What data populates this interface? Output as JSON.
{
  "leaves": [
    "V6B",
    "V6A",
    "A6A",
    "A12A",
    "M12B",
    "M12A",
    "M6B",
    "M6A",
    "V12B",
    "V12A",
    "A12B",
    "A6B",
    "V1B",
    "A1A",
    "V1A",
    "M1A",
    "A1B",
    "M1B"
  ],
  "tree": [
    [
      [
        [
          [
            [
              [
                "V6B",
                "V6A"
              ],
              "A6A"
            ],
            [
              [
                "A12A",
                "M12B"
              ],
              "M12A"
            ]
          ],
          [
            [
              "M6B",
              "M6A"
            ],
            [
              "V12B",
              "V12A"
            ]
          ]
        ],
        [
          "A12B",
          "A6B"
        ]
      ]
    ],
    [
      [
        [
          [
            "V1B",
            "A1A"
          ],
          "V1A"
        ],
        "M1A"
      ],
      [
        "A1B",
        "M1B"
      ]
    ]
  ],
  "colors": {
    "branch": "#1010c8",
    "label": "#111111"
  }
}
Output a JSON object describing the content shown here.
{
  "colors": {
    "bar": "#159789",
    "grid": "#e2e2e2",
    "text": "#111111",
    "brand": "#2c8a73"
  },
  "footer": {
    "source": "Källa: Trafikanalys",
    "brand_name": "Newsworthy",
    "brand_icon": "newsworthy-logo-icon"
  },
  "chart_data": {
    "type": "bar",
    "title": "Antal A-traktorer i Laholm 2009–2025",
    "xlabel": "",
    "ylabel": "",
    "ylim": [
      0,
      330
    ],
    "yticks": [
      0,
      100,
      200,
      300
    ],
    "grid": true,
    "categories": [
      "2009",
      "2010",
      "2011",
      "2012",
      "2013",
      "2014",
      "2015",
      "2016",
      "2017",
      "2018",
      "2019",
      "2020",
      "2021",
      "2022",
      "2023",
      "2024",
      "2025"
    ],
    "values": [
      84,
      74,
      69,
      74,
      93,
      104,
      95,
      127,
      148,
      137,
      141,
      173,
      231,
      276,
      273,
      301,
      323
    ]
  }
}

|---|

• [To do]:
Copy each line of the data that contains the word "Output".

• [Result below]:
What data populates this interface? Output as JSON.
Output a JSON object describing the content shown here.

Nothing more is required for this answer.